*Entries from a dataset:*

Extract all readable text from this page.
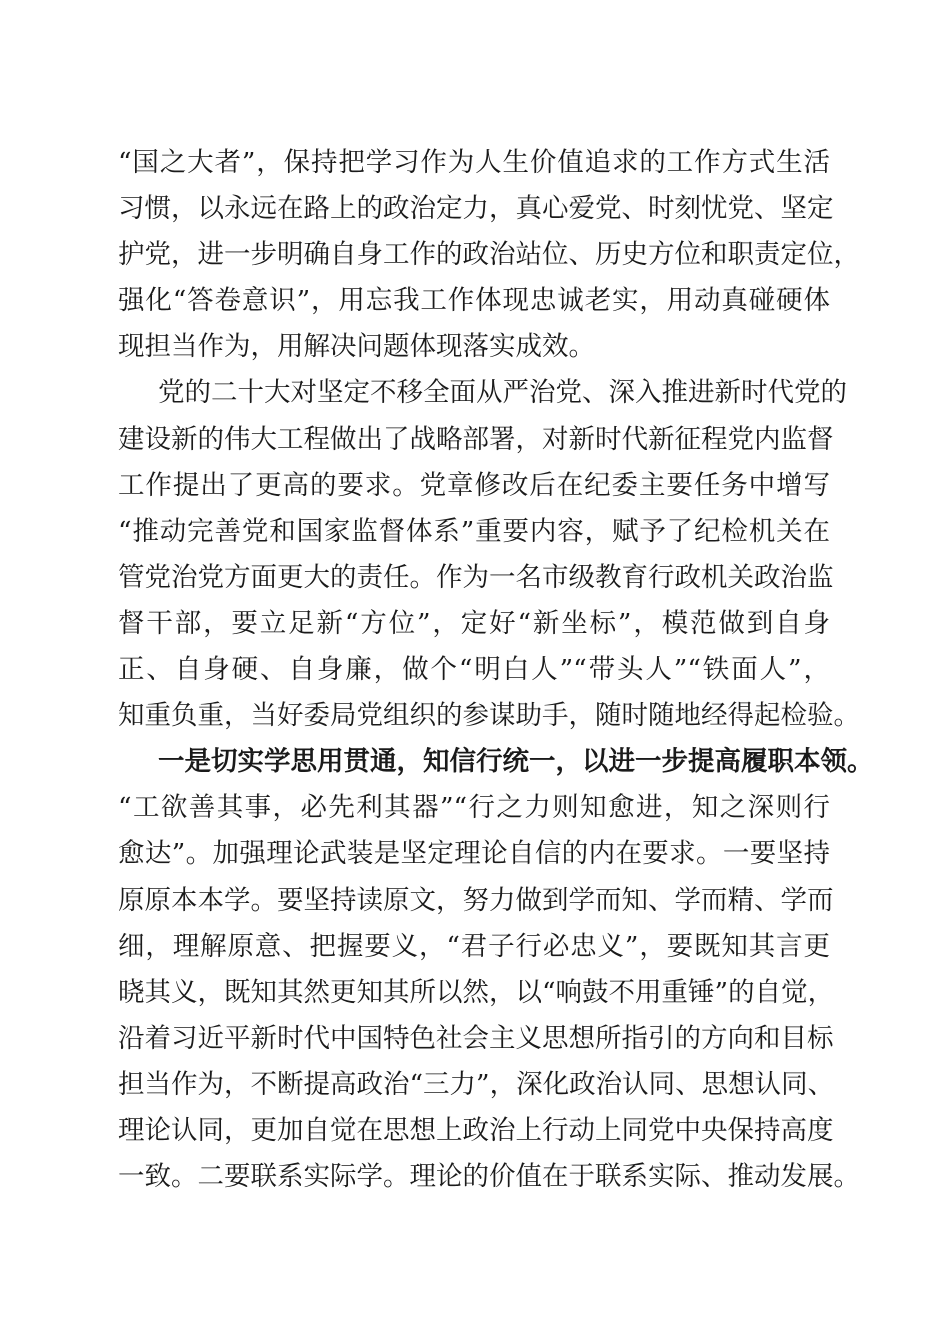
“国之大者”，保持把学习作为人生价值追求的工作方式生活
习惯，以永远在路上的政治定力，真心爱党、时刻忧党、坚定
护党，进一步明确自身工作的政治站位、历史方位和职责定位，
强化“答卷意识”，用忘我工作体现忠诚老实，用动真碰硬体
现担当作为，用解决问题体现落实成效。
党的二十大对坚定不移全面从严治党、深入推进新时代党的
建设新的伟大工程做出了战略部署，对新时代新征程党内监督
工作提出了更高的要求。党章修改后在纪委主要任务中增写
“推动完善党和国家监督体系”重要内容，赋予了纪检机关在
管党治党方面更大的责任。作为一名市级教育行政机关政治监
督干部，要立足新“方位”，定好“新坐标”，模范做到自身
正、自身硬、自身廉，做个“明白人”“带头人”“铁面人”，
知重负重，当好委局党组织的参谋助手，随时随地经得起检验。
一是切实学思用贯通，知信行统一，以进一步提高履职本领。
“工欲善其事，必先利其器”“行之力则知愈进，知之深则行
愈达”。加强理论武装是坚定理论自信的内在要求。一要坚持
原原本本学。要坚持读原文，努力做到学而知、学而精、学而
细，理解原意、把握要义，“君子行必忠义”，要既知其言更
晓其义，既知其然更知其所以然，以“响鼓不用重锤”的自觉，
沿着习近平新时代中国特色社会主义思想所指引的方向和目标
担当作为，不断提高政治“三力”，深化政治认同、思想认同、
理论认同，更加自觉在思想上政治上行动上同党中央保持高度
一致。二要联系实际学。理论的价值在于联系实际、推动发展。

*EXERCISE OBJECTIVE:* Transcribe the records above exactly, omitting every picture they contain.

*THE ANSWER:*
Extract all readable text from this page.
“国之大者”，保持把学习作为人生价值追求的工作方式生活
习惯，以永远在路上的政治定力，真心爱党、时刻忧党、坚定
护党，进一步明确自身工作的政治站位、历史方位和职责定位，
强化“答卷意识”，用忘我工作体现忠诚老实，用动真碰硬体
现担当作为，用解决问题体现落实成效。
党的二十大对坚定不移全面从严治党、深入推进新时代党的
建设新的伟大工程做出了战略部署，对新时代新征程党内监督
工作提出了更高的要求。党章修改后在纪委主要任务中增写
“推动完善党和国家监督体系”重要内容，赋予了纪检机关在
管党治党方面更大的责任。作为一名市级教育行政机关政治监
督干部，要立足新“方位”，定好“新坐标”，模范做到自身
正、自身硬、自身廉，做个“明白人”“带头人”“铁面人”，
知重负重，当好委局党组织的参谋助手，随时随地经得起检验。
一是切实学思用贯通，知信行统一，以进一步提高履职本领。
“工欲善其事，必先利其器”“行之力则知愈进，知之深则行
愈达”。加强理论武装是坚定理论自信的内在要求。一要坚持
原原本本学。要坚持读原文，努力做到学而知、学而精、学而
细，理解原意、把握要义，“君子行必忠义”，要既知其言更
晓其义，既知其然更知其所以然，以“响鼓不用重锤”的自觉，
沿着习近平新时代中国特色社会主义思想所指引的方向和目标
担当作为，不断提高政治“三力”，深化政治认同、思想认同、
理论认同，更加自觉在思想上政治上行动上同党中央保持高度
一致。二要联系实际学。理论的价值在于联系实际、推动发展。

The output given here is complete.